───── RECORD EXCERPTS
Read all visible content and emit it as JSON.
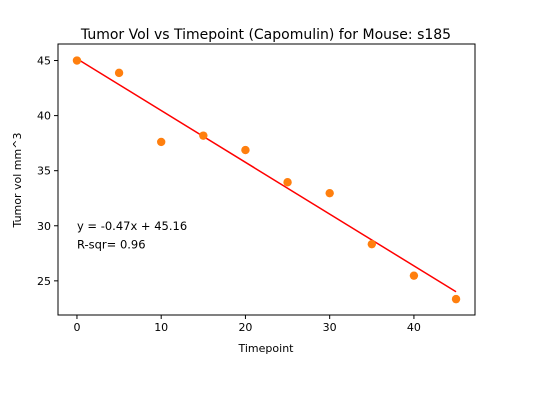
{
  "chart_data": {
    "type": "scatter",
    "title": "Tumor Vol vs Timepoint (Capomulin) for Mouse: s185",
    "xlabel": "Timepoint",
    "ylabel": "Tumor vol mm^3",
    "xlim": [
      -2.25,
      47.25
    ],
    "ylim": [
      21.9,
      46.5
    ],
    "xticks": [
      0,
      10,
      20,
      30,
      40
    ],
    "yticks": [
      25,
      30,
      35,
      40,
      45
    ],
    "grid": false,
    "colors": {
      "points": "#ff7f0e",
      "regression": "#ff0000",
      "axes": "#000000"
    },
    "points": {
      "x": [
        0,
        5,
        10,
        15,
        20,
        25,
        30,
        35,
        40,
        45
      ],
      "y": [
        45.0,
        43.88,
        37.61,
        38.18,
        36.87,
        33.95,
        32.96,
        28.33,
        25.47,
        23.34
      ]
    },
    "regression": {
      "slope": -0.47,
      "intercept": 45.16,
      "x": [
        0,
        45
      ]
    },
    "annotations": {
      "equation": "y = -0.47x + 45.16",
      "r_squared": "R-sqr= 0.96",
      "equation_pos": [
        0,
        30
      ],
      "r_squared_pos": [
        0,
        28.3
      ]
    }
  }
}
──────────
◆ WHAT TO PRODUCE:
Line by line, print the records exactly, leaving the pictures behind.

◆ RESULT OF THIS EXERCISE:
Read all visible content and emit it as JSON.
{
  "chart_data": {
    "type": "scatter",
    "title": "Tumor Vol vs Timepoint (Capomulin) for Mouse: s185",
    "xlabel": "Timepoint",
    "ylabel": "Tumor vol mm^3",
    "xlim": [
      -2.25,
      47.25
    ],
    "ylim": [
      21.9,
      46.5
    ],
    "xticks": [
      0,
      10,
      20,
      30,
      40
    ],
    "yticks": [
      25,
      30,
      35,
      40,
      45
    ],
    "grid": false,
    "colors": {
      "points": "#ff7f0e",
      "regression": "#ff0000",
      "axes": "#000000"
    },
    "points": {
      "x": [
        0,
        5,
        10,
        15,
        20,
        25,
        30,
        35,
        40,
        45
      ],
      "y": [
        45.0,
        43.88,
        37.61,
        38.18,
        36.87,
        33.95,
        32.96,
        28.33,
        25.47,
        23.34
      ]
    },
    "regression": {
      "slope": -0.47,
      "intercept": 45.16,
      "x": [
        0,
        45
      ]
    },
    "annotations": {
      "equation": "y = -0.47x + 45.16",
      "r_squared": "R-sqr= 0.96",
      "equation_pos": [
        0,
        30
      ],
      "r_squared_pos": [
        0,
        28.3
      ]
    }
  }
}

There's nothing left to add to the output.